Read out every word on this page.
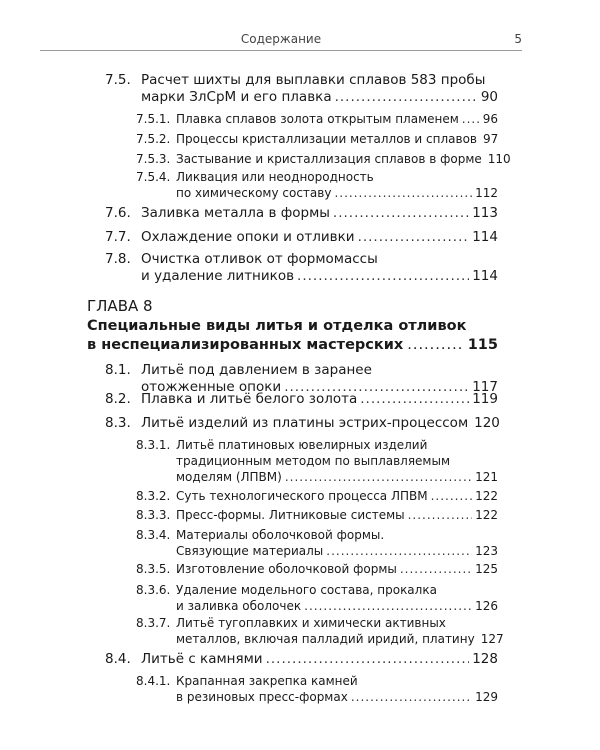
Содержание	5
7.5. Расчет шихты для выплавки сплавов 583 пробы
марки ЗлСрМ и его плавка .....	90
7.5.1. Плавка сплавов золота открытым пламенем ..... 96
7.5.2. Процессы кристаллизации металлов и сплавов 97
7.5.3. Застывание и кристаллизация сплавов в форме 110
7.5.4. Ликвация или неоднородность
по химическому составу .....	112
7.6. Заливка металла в формы .....	113
7.7. Охлаждение опоки и отливки .....	114
7.8. Очистка отливок от формомассы
и удаление литников .....	114
ГЛАВА 8
Специальные виды литья и отделка отливок
в неспециализированных мастерских .....	115
8.1. Литьё под давлением в заранее
отожженные опоки .....	117
8.2. Плавка и литьё белого золота .....	119
8.3. Литьё изделий из платины эстрих-процессом 120
8.3.1. Литьё платиновых ювелирных изделий
традиционным методом по выплавляемым
моделям (ЛПВМ) .....	121
8.3.2. Суть технологического процесса ЛПВМ .....	122
8.3.3. Пресс-формы. Литниковые системы .....	122
8.3.4. Материалы оболочковой формы.
Связующие материалы .....	123
8.3.5. Изготовление оболочковой формы .....	125
8.3.6. Удаление модельного состава, прокалка
и заливка оболочек .....	126
8.3.7. Литьё тугоплавких и химически активных
металлов, включая палладий иридий, платину 127
8.4. Литьё с камнями .....	128
8.4.1. Крапанная закрепка камней
в резиновых пресс-формах .....	129
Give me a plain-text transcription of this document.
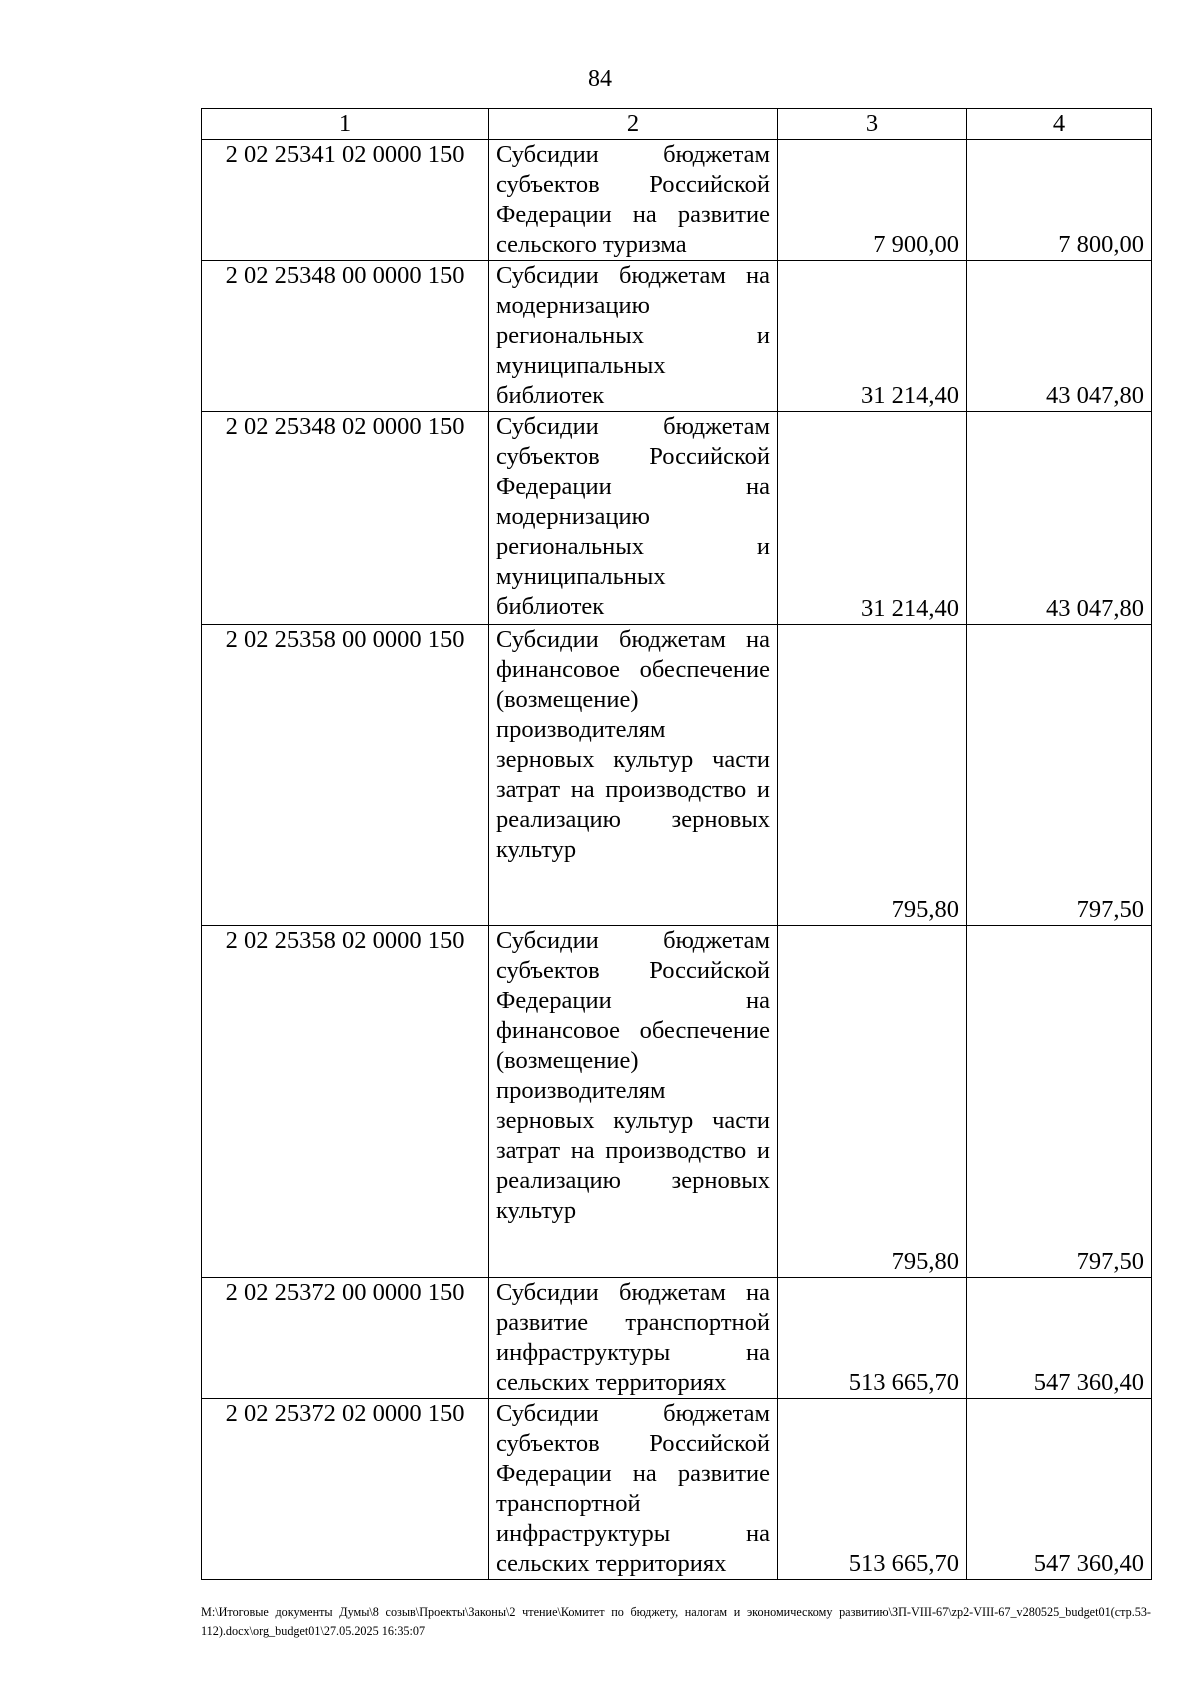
84
1	2	3	4
2 02 25341 02 0000 150	Субсидии бюджетам субъектов Российской Федерации на развитие сельского туризма	7 900,00	7 800,00
2 02 25348 00 0000 150	Субсидии бюджетам на модернизацию региональных и муниципальных библиотек	31 214,40	43 047,80
2 02 25348 02 0000 150	Субсидии бюджетам субъектов Российской Федерации на модернизацию региональных и муниципальных библиотек	31 214,40	43 047,80
2 02 25358 00 0000 150	Субсидии бюджетам на финансовое обеспечение (возмещение) производителям зерновых культур части затрат на производство и реализацию зерновых культур	795,80	797,50
2 02 25358 02 0000 150	Субсидии бюджетам субъектов Российской Федерации на финансовое обеспечение (возмещение) производителям зерновых культур части затрат на производство и реализацию зерновых культур	795,80	797,50
2 02 25372 00 0000 150	Субсидии бюджетам на развитие транспортной инфраструктуры на сельских территориях	513 665,70	547 360,40
2 02 25372 02 0000 150	Субсидии бюджетам субъектов Российской Федерации на развитие транспортной инфраструктуры на сельских территориях	513 665,70	547 360,40
M:\Итоговые документы Думы\8 созыв\Проекты\Законы\2 чтение\Комитет по бюджету, налогам и экономическому развитию\ЗП-VIII-67\zp2-VIII-67_v280525_budget01(стр.53-112).docx\org_budget01\27.05.2025 16:35:07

» **Task objective**: Take the data above and repeat it exactly, leaving each picture out.

» **Answer to this exercise**:
Read out every word on this page.
Содержание	5
7.5. Расчет шихты для выплавки сплавов 583 пробы
марки ЗлСрМ и его плавка .....	90
7.5.1. Плавка сплавов золота открытым пламенем ..... 96
7.5.2. Процессы кристаллизации металлов и сплавов 97
7.5.3. Застывание и кристаллизация сплавов в форме 110
7.5.4. Ликвация или неоднородность
по химическому составу .....	112
7.6. Заливка металла в формы .....	113
7.7. Охлаждение опоки и отливки .....	114
7.8. Очистка отливок от формомассы
и удаление литников .....	114
ГЛАВА 8
Специальные виды литья и отделка отливок
в неспециализированных мастерских .....	115
8.1. Литьё под давлением в заранее
отожженные опоки .....	117
8.2. Плавка и литьё белого золота .....	119
8.3. Литьё изделий из платины эстрих-процессом 120
8.3.1. Литьё платиновых ювелирных изделий
традиционным методом по выплавляемым
моделям (ЛПВМ) .....	121
8.3.2. Суть технологического процесса ЛПВМ .....	122
8.3.3. Пресс-формы. Литниковые системы .....	122
8.3.4. Материалы оболочковой формы.
Связующие материалы .....	123
8.3.5. Изготовление оболочковой формы .....	125
8.3.6. Удаление модельного состава, прокалка
и заливка оболочек .....	126
8.3.7. Литьё тугоплавких и химически активных
металлов, включая палладий иридий, платину 127
8.4. Литьё с камнями .....	128
8.4.1. Крапанная закрепка камней
в резиновых пресс-формах .....	129
Give me a plain-text transcription of this document.
84
1	2	3	4
2 02 25341 02 0000 150	Субсидии бюджетам субъектов Российской Федерации на развитие сельского туризма	7 900,00	7 800,00
2 02 25348 00 0000 150	Субсидии бюджетам на модернизацию региональных и муниципальных библиотек	31 214,40	43 047,80
2 02 25348 02 0000 150	Субсидии бюджетам субъектов Российской Федерации на модернизацию региональных и муниципальных библиотек	31 214,40	43 047,80
2 02 25358 00 0000 150	Субсидии бюджетам на финансовое обеспечение (возмещение) производителям зерновых культур части затрат на производство и реализацию зерновых культур	795,80	797,50
2 02 25358 02 0000 150	Субсидии бюджетам субъектов Российской Федерации на финансовое обеспечение (возмещение) производителям зерновых культур части затрат на производство и реализацию зерновых культур	795,80	797,50
2 02 25372 00 0000 150	Субсидии бюджетам на развитие транспортной инфраструктуры на сельских территориях	513 665,70	547 360,40
2 02 25372 02 0000 150	Субсидии бюджетам субъектов Российской Федерации на развитие транспортной инфраструктуры на сельских территориях	513 665,70	547 360,40
M:\Итоговые документы Думы\8 созыв\Проекты\Законы\2 чтение\Комитет по бюджету, налогам и экономическому развитию\ЗП-VIII-67\zp2-VIII-67_v280525_budget01(стр.53-112).docx\org_budget01\27.05.2025 16:35:07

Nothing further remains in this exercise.